#### Problem details
For the data below, please report each line where the word "delle" is found.

(Entries from a page text collection)
━━━

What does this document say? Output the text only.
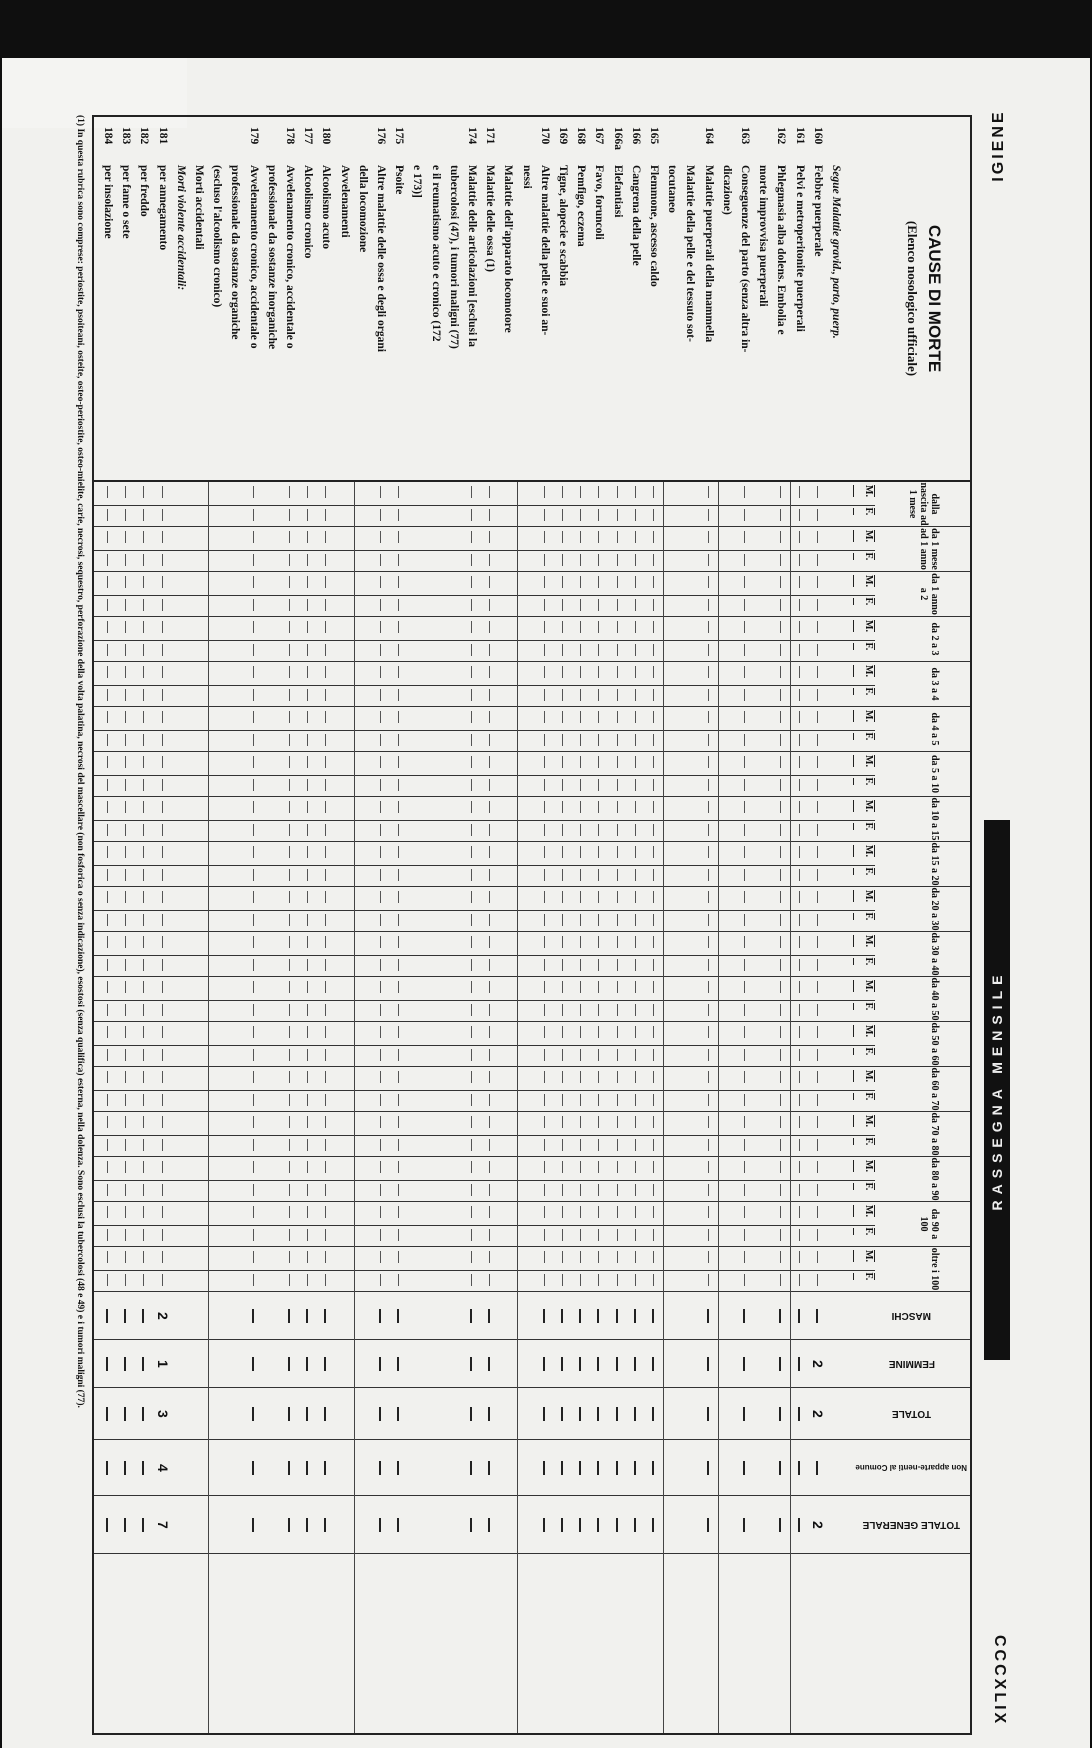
IGIENE
RASSEGNA MENSILE
CCCXLIX
CAUSE DI MORTE
(Elenco nosologico ufficiale)
Segue Malattie gravid., parto, puerp.
160Febbre puerperale
161Pelvi e metroperitonite puerperali
162Phlegmasia alba dolens. Embolia e
morte improvvisa puerperali
163Conseguenze del parto (senza altra in-
dicazione)
164Malattie puerperali della mammella
Malattie della pelle e del tessuto sot-
tocutaneo
165Flemmone, ascesso caldo
166Cangrena della pelle
166aElefantiasi
167Favo, foruncoli
168Pemfigo, eczema
169Tigne, alopecie e scabbia
170Altre malattie della pelle e suoi an-
nessi
Malattie dell'apparato locomotore
171Malattie delle ossa (1)
174Malattie delle articolazioni [esclusi la
tubercolosi (47), i tumori maligni (77)
e il reumatismo acuto e cronico (172
e 173)]
175Psoite
176Altre malattie delle ossa e degli organi
della locomozione
Avvelenamenti
180Alcoolismo acuto
177Alcoolismo cronico
178Avvelenamento cronico, accidentale o
professionale da sostanze inorganiche
179Avvelenamento cronico, accidentale o
professionale da sostanze organiche
(escluso l'alcoolismo cronico)
Morti accidentali
Morti violente accidentali:
181per annegamento
182per freddo
183per fame o sete
184per insolazione
dalla nascita ad 1 mese
M.
F.
da 1 mese ad 1 anno
M.
F.
da 1 anno a 2
M.
F.
da 2 a 3
M.
F.
da 3 a 4
M.
F.
da 4 a 5
M.
F.
da 5 a 10
M.
F.
da 10 a 15
M.
F.
da 15 a 20
M.
F.
da 20 a 30
M.
F.
da 30 a 40
M.
F.
da 40 a 50
M.
F.
da 50 a 60
M.
F.
da 60 a 70
M.
F.
da 70 a 80
M.
F.
da 80 a 90
M.
F.
da 90 a 100
M.
F.
oltre i 100
M.
F.
MASCHI
FEMMINE
TOTALE
Non apparte-nenti al Comune
TOTALE GENERALE
2
2
2
2
1
3
4
7
(1) In questa rubrica sono comprese: periostite, psoiteani, osteite, osteo-periostite, osteo-mielite, carie, necrosi, sequestro, perforazione della volta palatina, necrosi del mascellare (non fosforica o senza indicazione), esostosi (senza qualifica) esterna, nella dolenza. Sono esclusi la tubercolosi (48 e 49) e i tumori maligni (77).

━━━

#### Output
171Malattie delle ossa (1)
174Malattie delle articolazioni [esclusi la
176Altre malattie delle ossa e degli organi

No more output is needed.